(Some records)
● ● ● ●

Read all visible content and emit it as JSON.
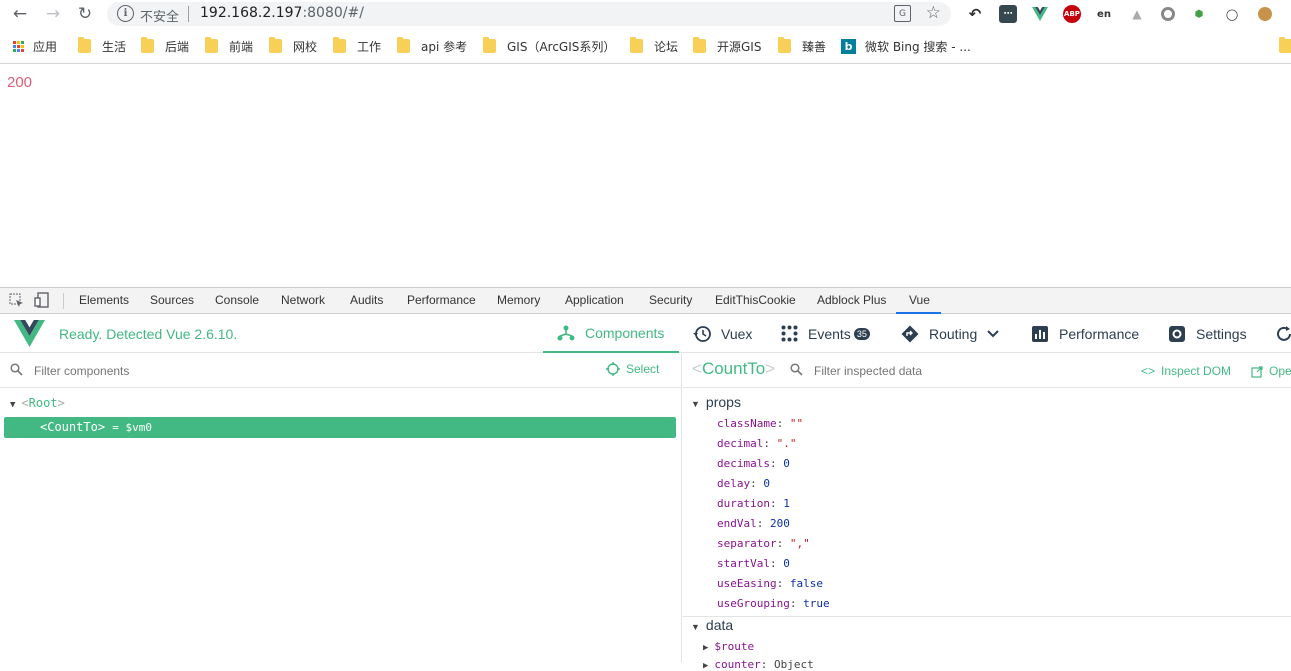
{
  "browser": {
    "security_label": "不安全",
    "url_host": "192.168.2.197",
    "url_rest": ":8080/#/",
    "bookmarks": [
      {
        "label": "应用",
        "kind": "apps"
      },
      {
        "label": "生活",
        "kind": "folder"
      },
      {
        "label": "后端",
        "kind": "folder"
      },
      {
        "label": "前端",
        "kind": "folder"
      },
      {
        "label": "网校",
        "kind": "folder"
      },
      {
        "label": "工作",
        "kind": "folder"
      },
      {
        "label": "api 参考",
        "kind": "folder"
      },
      {
        "label": "GIS（ArcGIS系列）",
        "kind": "folder"
      },
      {
        "label": "论坛",
        "kind": "folder"
      },
      {
        "label": "开源GIS",
        "kind": "folder"
      },
      {
        "label": "臻善",
        "kind": "folder"
      },
      {
        "label": "微软 Bing 搜索 - ...",
        "kind": "bing"
      }
    ],
    "extensions": [
      "undo-icon",
      "grid-icon",
      "vue-icon",
      "abp-icon",
      "en-icon",
      "tree-icon",
      "circle-icon",
      "nodejs-icon",
      "sync-icon",
      "cookie-icon"
    ],
    "ext_abp_text": "ABP"
  },
  "page": {
    "value": "200"
  },
  "devtools": {
    "tabs": [
      "Elements",
      "Sources",
      "Console",
      "Network",
      "Audits",
      "Performance",
      "Memory",
      "Application",
      "Security",
      "EditThisCookie",
      "Adblock Plus",
      "Vue"
    ],
    "active_tab": "Vue"
  },
  "vue": {
    "status": "Ready. Detected Vue 2.6.10.",
    "nav": {
      "components": "Components",
      "vuex": "Vuex",
      "events": "Events",
      "events_badge": "35",
      "routing": "Routing",
      "performance": "Performance",
      "settings": "Settings"
    },
    "filter_components_placeholder": "Filter components",
    "select_label": "Select",
    "tree": {
      "root": "Root",
      "child": "CountTo",
      "child_vm": "= $vm0"
    },
    "inspector": {
      "component_name": "CountTo",
      "filter_placeholder": "Filter inspected data",
      "inspect_dom": "Inspect DOM",
      "open_label": "Ope",
      "props_label": "props",
      "props": [
        {
          "key": "className",
          "value": "\"\"",
          "type": "str"
        },
        {
          "key": "decimal",
          "value": "\".\"",
          "type": "str"
        },
        {
          "key": "decimals",
          "value": "0",
          "type": "num"
        },
        {
          "key": "delay",
          "value": "0",
          "type": "num"
        },
        {
          "key": "duration",
          "value": "1",
          "type": "num"
        },
        {
          "key": "endVal",
          "value": "200",
          "type": "num"
        },
        {
          "key": "separator",
          "value": "\",\"",
          "type": "str"
        },
        {
          "key": "startVal",
          "value": "0",
          "type": "num"
        },
        {
          "key": "useEasing",
          "value": "false",
          "type": "bool"
        },
        {
          "key": "useGrouping",
          "value": "true",
          "type": "bool"
        }
      ],
      "data_label": "data",
      "data": [
        {
          "key": "$route",
          "value": ""
        },
        {
          "key": "counter",
          "value": "Object"
        }
      ]
    }
  },
  "colors": {
    "vue_green": "#42b983",
    "page_value": "#d95f7a"
  }
}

● ● ● ●

### Problem statement
Will you restate every entry word for word and omit the images?

### Exercise result
Read all visible content and emit it as JSON.
{
  "browser": {
    "security_label": "不安全",
    "url_host": "192.168.2.197",
    "url_rest": ":8080/#/",
    "bookmarks": [
      {
        "label": "应用",
        "kind": "apps"
      },
      {
        "label": "生活",
        "kind": "folder"
      },
      {
        "label": "后端",
        "kind": "folder"
      },
      {
        "label": "前端",
        "kind": "folder"
      },
      {
        "label": "网校",
        "kind": "folder"
      },
      {
        "label": "工作",
        "kind": "folder"
      },
      {
        "label": "api 参考",
        "kind": "folder"
      },
      {
        "label": "GIS（ArcGIS系列）",
        "kind": "folder"
      },
      {
        "label": "论坛",
        "kind": "folder"
      },
      {
        "label": "开源GIS",
        "kind": "folder"
      },
      {
        "label": "臻善",
        "kind": "folder"
      },
      {
        "label": "微软 Bing 搜索 - ...",
        "kind": "bing"
      }
    ],
    "extensions": [
      "undo-icon",
      "grid-icon",
      "vue-icon",
      "abp-icon",
      "en-icon",
      "tree-icon",
      "circle-icon",
      "nodejs-icon",
      "sync-icon",
      "cookie-icon"
    ],
    "ext_abp_text": "ABP"
  },
  "page": {
    "value": "200"
  },
  "devtools": {
    "tabs": [
      "Elements",
      "Sources",
      "Console",
      "Network",
      "Audits",
      "Performance",
      "Memory",
      "Application",
      "Security",
      "EditThisCookie",
      "Adblock Plus",
      "Vue"
    ],
    "active_tab": "Vue"
  },
  "vue": {
    "status": "Ready. Detected Vue 2.6.10.",
    "nav": {
      "components": "Components",
      "vuex": "Vuex",
      "events": "Events",
      "events_badge": "35",
      "routing": "Routing",
      "performance": "Performance",
      "settings": "Settings"
    },
    "filter_components_placeholder": "Filter components",
    "select_label": "Select",
    "tree": {
      "root": "Root",
      "child": "CountTo",
      "child_vm": "= $vm0"
    },
    "inspector": {
      "component_name": "CountTo",
      "filter_placeholder": "Filter inspected data",
      "inspect_dom": "Inspect DOM",
      "open_label": "Ope",
      "props_label": "props",
      "props": [
        {
          "key": "className",
          "value": "\"\"",
          "type": "str"
        },
        {
          "key": "decimal",
          "value": "\".\"",
          "type": "str"
        },
        {
          "key": "decimals",
          "value": "0",
          "type": "num"
        },
        {
          "key": "delay",
          "value": "0",
          "type": "num"
        },
        {
          "key": "duration",
          "value": "1",
          "type": "num"
        },
        {
          "key": "endVal",
          "value": "200",
          "type": "num"
        },
        {
          "key": "separator",
          "value": "\",\"",
          "type": "str"
        },
        {
          "key": "startVal",
          "value": "0",
          "type": "num"
        },
        {
          "key": "useEasing",
          "value": "false",
          "type": "bool"
        },
        {
          "key": "useGrouping",
          "value": "true",
          "type": "bool"
        }
      ],
      "data_label": "data",
      "data": [
        {
          "key": "$route",
          "value": ""
        },
        {
          "key": "counter",
          "value": "Object"
        }
      ]
    }
  },
  "colors": {
    "vue_green": "#42b983",
    "page_value": "#d95f7a"
  }
}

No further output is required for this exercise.